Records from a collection
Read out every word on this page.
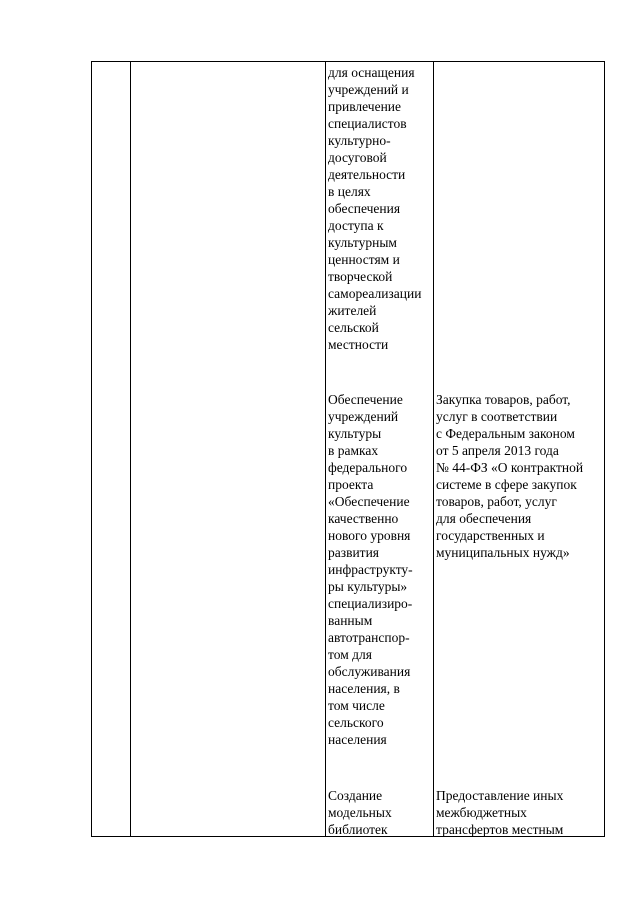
для оснащения
учреждений и
привлечение
специалистов
культурно-
досуговой
деятельности
в целях
обеспечения
доступа к
культурным
ценностям и
творческой
самореализации
жителей
сельской
местности
Обеспечение
учреждений
культуры
в рамках
федерального
проекта
«Обеспечение
качественно
нового уровня
развития
инфраструкту-
ры культуры»
специализиро-
ванным
автотранспор-
том для
обслуживания
населения, в
том числе
сельского
населения
Закупка товаров, работ,
услуг в соответствии
с Федеральным законом
от 5 апреля 2013 года
№ 44-ФЗ «О контрактной
системе в сфере закупок
товаров, работ, услуг
для обеспечения
государственных и
муниципальных нужд»
Создание
модельных
библиотек
Предоставление иных
межбюджетных
трансфертов местным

* [Do this] Drop the images and repeat the data exactly.

* [Response below]
Read out every word on this page.
для оснащения
учреждений и
привлечение
специалистов
культурно-
досуговой
деятельности
в целях
обеспечения
доступа к
культурным
ценностям и
творческой
самореализации
жителей
сельской
местности
Обеспечение
учреждений
культуры
в рамках
федерального
проекта
«Обеспечение
качественно
нового уровня
развития
инфраструкту-
ры культуры»
специализиро-
ванным
автотранспор-
том для
обслуживания
населения, в
том числе
сельского
населения
Закупка товаров, работ,
услуг в соответствии
с Федеральным законом
от 5 апреля 2013 года
№ 44-ФЗ «О контрактной
системе в сфере закупок
товаров, работ, услуг
для обеспечения
государственных и
муниципальных нужд»
Создание
модельных
библиотек
Предоставление иных
межбюджетных
трансфертов местным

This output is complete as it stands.